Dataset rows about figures
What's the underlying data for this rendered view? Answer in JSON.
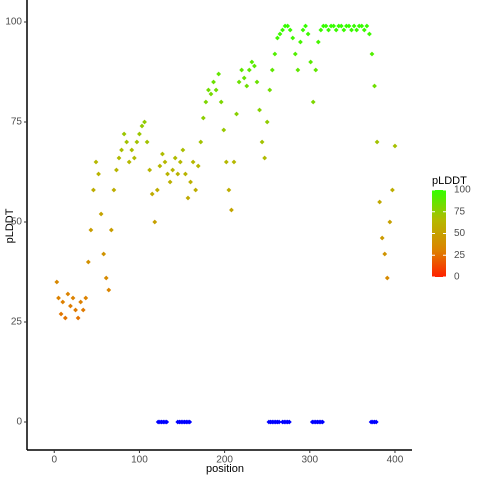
{
  "chart_data": {
    "type": "scatter",
    "xlabel": "position",
    "ylabel": "pLDDT",
    "xlim": [
      -32,
      420
    ],
    "ylim": [
      -7,
      105.5
    ],
    "xticks": [
      0,
      100,
      200,
      300,
      400
    ],
    "yticks": [
      0,
      25,
      50,
      75,
      100
    ],
    "series": [
      {
        "x": [
          3,
          5,
          8,
          10,
          13,
          16,
          19,
          22,
          25,
          28,
          31,
          34,
          37,
          40,
          43,
          46,
          49,
          52,
          55,
          58,
          61,
          64,
          67,
          70,
          73,
          76,
          79,
          82,
          85,
          88,
          91,
          94,
          97,
          100,
          103,
          106,
          109,
          112,
          115,
          118,
          121,
          124,
          127,
          130,
          133,
          136,
          139,
          142,
          145,
          148,
          151,
          154,
          157,
          160,
          163,
          166,
          169,
          172,
          175,
          178,
          181,
          184,
          187,
          190,
          193,
          196,
          199,
          202,
          205,
          208,
          211,
          214,
          217,
          220,
          223,
          226,
          229,
          232,
          235,
          238,
          241,
          244,
          247,
          250,
          253,
          256,
          259,
          262,
          265,
          268,
          271,
          274,
          277,
          280,
          283,
          286,
          289,
          292,
          295,
          298,
          301,
          304,
          307,
          310,
          313,
          316,
          319,
          322,
          325,
          328,
          331,
          334,
          337,
          340,
          343,
          346,
          349,
          352,
          355,
          358,
          361,
          364,
          367,
          370,
          373,
          376,
          379,
          382,
          385,
          388,
          391,
          394,
          397,
          400
        ],
        "values": [
          35,
          31,
          27,
          30,
          26,
          32,
          29,
          31,
          28,
          26,
          30,
          28,
          31,
          40,
          48,
          58,
          65,
          62,
          52,
          42,
          36,
          33,
          48,
          58,
          63,
          66,
          68,
          72,
          70,
          65,
          68,
          66,
          70,
          72,
          74,
          75,
          70,
          63,
          57,
          50,
          58,
          64,
          67,
          65,
          62,
          60,
          63,
          66,
          62,
          65,
          68,
          62,
          56,
          60,
          65,
          58,
          64,
          70,
          76,
          80,
          83,
          82,
          85,
          83,
          87,
          80,
          73,
          65,
          58,
          53,
          65,
          77,
          85,
          88,
          86,
          84,
          88,
          90,
          89,
          85,
          78,
          70,
          66,
          75,
          83,
          88,
          92,
          96,
          97,
          98,
          99,
          99,
          98,
          96,
          92,
          88,
          95,
          98,
          99,
          97,
          90,
          80,
          88,
          95,
          98,
          99,
          99,
          98,
          99,
          99,
          98,
          99,
          99,
          98,
          99,
          99,
          98,
          99,
          98,
          99,
          99,
          98,
          99,
          97,
          92,
          84,
          70,
          55,
          46,
          42,
          36,
          50,
          58,
          69
        ],
        "colorscale": [
          [
            0,
            "#ff2000"
          ],
          [
            30,
            "#dd8000"
          ],
          [
            65,
            "#b5b800"
          ],
          [
            100,
            "#33ff00"
          ]
        ]
      },
      {
        "x": [
          122,
          124,
          126,
          128,
          130,
          132,
          145,
          147,
          149,
          151,
          153,
          155,
          157,
          159,
          252,
          254,
          256,
          258,
          260,
          262,
          264,
          268,
          270,
          272,
          274,
          276,
          303,
          305,
          307,
          309,
          311,
          313,
          315,
          372,
          374,
          376,
          378
        ],
        "values": [
          0,
          0,
          0,
          0,
          0,
          0,
          0,
          0,
          0,
          0,
          0,
          0,
          0,
          0,
          0,
          0,
          0,
          0,
          0,
          0,
          0,
          0,
          0,
          0,
          0,
          0,
          0,
          0,
          0,
          0,
          0,
          0,
          0,
          0,
          0,
          0,
          0
        ],
        "color": "#0000ff"
      }
    ],
    "colorbar": {
      "title": "pLDDT",
      "ticks": [
        0,
        25,
        50,
        75,
        100
      ]
    }
  }
}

* What you will do *
Return the listing above unchanged, apart from dropping its pictures.

* In response *
What's the underlying data for this rendered view? Answer in JSON.
{
  "chart_data": {
    "type": "scatter",
    "xlabel": "position",
    "ylabel": "pLDDT",
    "xlim": [
      -32,
      420
    ],
    "ylim": [
      -7,
      105.5
    ],
    "xticks": [
      0,
      100,
      200,
      300,
      400
    ],
    "yticks": [
      0,
      25,
      50,
      75,
      100
    ],
    "series": [
      {
        "x": [
          3,
          5,
          8,
          10,
          13,
          16,
          19,
          22,
          25,
          28,
          31,
          34,
          37,
          40,
          43,
          46,
          49,
          52,
          55,
          58,
          61,
          64,
          67,
          70,
          73,
          76,
          79,
          82,
          85,
          88,
          91,
          94,
          97,
          100,
          103,
          106,
          109,
          112,
          115,
          118,
          121,
          124,
          127,
          130,
          133,
          136,
          139,
          142,
          145,
          148,
          151,
          154,
          157,
          160,
          163,
          166,
          169,
          172,
          175,
          178,
          181,
          184,
          187,
          190,
          193,
          196,
          199,
          202,
          205,
          208,
          211,
          214,
          217,
          220,
          223,
          226,
          229,
          232,
          235,
          238,
          241,
          244,
          247,
          250,
          253,
          256,
          259,
          262,
          265,
          268,
          271,
          274,
          277,
          280,
          283,
          286,
          289,
          292,
          295,
          298,
          301,
          304,
          307,
          310,
          313,
          316,
          319,
          322,
          325,
          328,
          331,
          334,
          337,
          340,
          343,
          346,
          349,
          352,
          355,
          358,
          361,
          364,
          367,
          370,
          373,
          376,
          379,
          382,
          385,
          388,
          391,
          394,
          397,
          400
        ],
        "values": [
          35,
          31,
          27,
          30,
          26,
          32,
          29,
          31,
          28,
          26,
          30,
          28,
          31,
          40,
          48,
          58,
          65,
          62,
          52,
          42,
          36,
          33,
          48,
          58,
          63,
          66,
          68,
          72,
          70,
          65,
          68,
          66,
          70,
          72,
          74,
          75,
          70,
          63,
          57,
          50,
          58,
          64,
          67,
          65,
          62,
          60,
          63,
          66,
          62,
          65,
          68,
          62,
          56,
          60,
          65,
          58,
          64,
          70,
          76,
          80,
          83,
          82,
          85,
          83,
          87,
          80,
          73,
          65,
          58,
          53,
          65,
          77,
          85,
          88,
          86,
          84,
          88,
          90,
          89,
          85,
          78,
          70,
          66,
          75,
          83,
          88,
          92,
          96,
          97,
          98,
          99,
          99,
          98,
          96,
          92,
          88,
          95,
          98,
          99,
          97,
          90,
          80,
          88,
          95,
          98,
          99,
          99,
          98,
          99,
          99,
          98,
          99,
          99,
          98,
          99,
          99,
          98,
          99,
          98,
          99,
          99,
          98,
          99,
          97,
          92,
          84,
          70,
          55,
          46,
          42,
          36,
          50,
          58,
          69
        ],
        "colorscale": [
          [
            0,
            "#ff2000"
          ],
          [
            30,
            "#dd8000"
          ],
          [
            65,
            "#b5b800"
          ],
          [
            100,
            "#33ff00"
          ]
        ]
      },
      {
        "x": [
          122,
          124,
          126,
          128,
          130,
          132,
          145,
          147,
          149,
          151,
          153,
          155,
          157,
          159,
          252,
          254,
          256,
          258,
          260,
          262,
          264,
          268,
          270,
          272,
          274,
          276,
          303,
          305,
          307,
          309,
          311,
          313,
          315,
          372,
          374,
          376,
          378
        ],
        "values": [
          0,
          0,
          0,
          0,
          0,
          0,
          0,
          0,
          0,
          0,
          0,
          0,
          0,
          0,
          0,
          0,
          0,
          0,
          0,
          0,
          0,
          0,
          0,
          0,
          0,
          0,
          0,
          0,
          0,
          0,
          0,
          0,
          0,
          0,
          0,
          0,
          0
        ],
        "color": "#0000ff"
      }
    ],
    "colorbar": {
      "title": "pLDDT",
      "ticks": [
        0,
        25,
        50,
        75,
        100
      ]
    }
  }
}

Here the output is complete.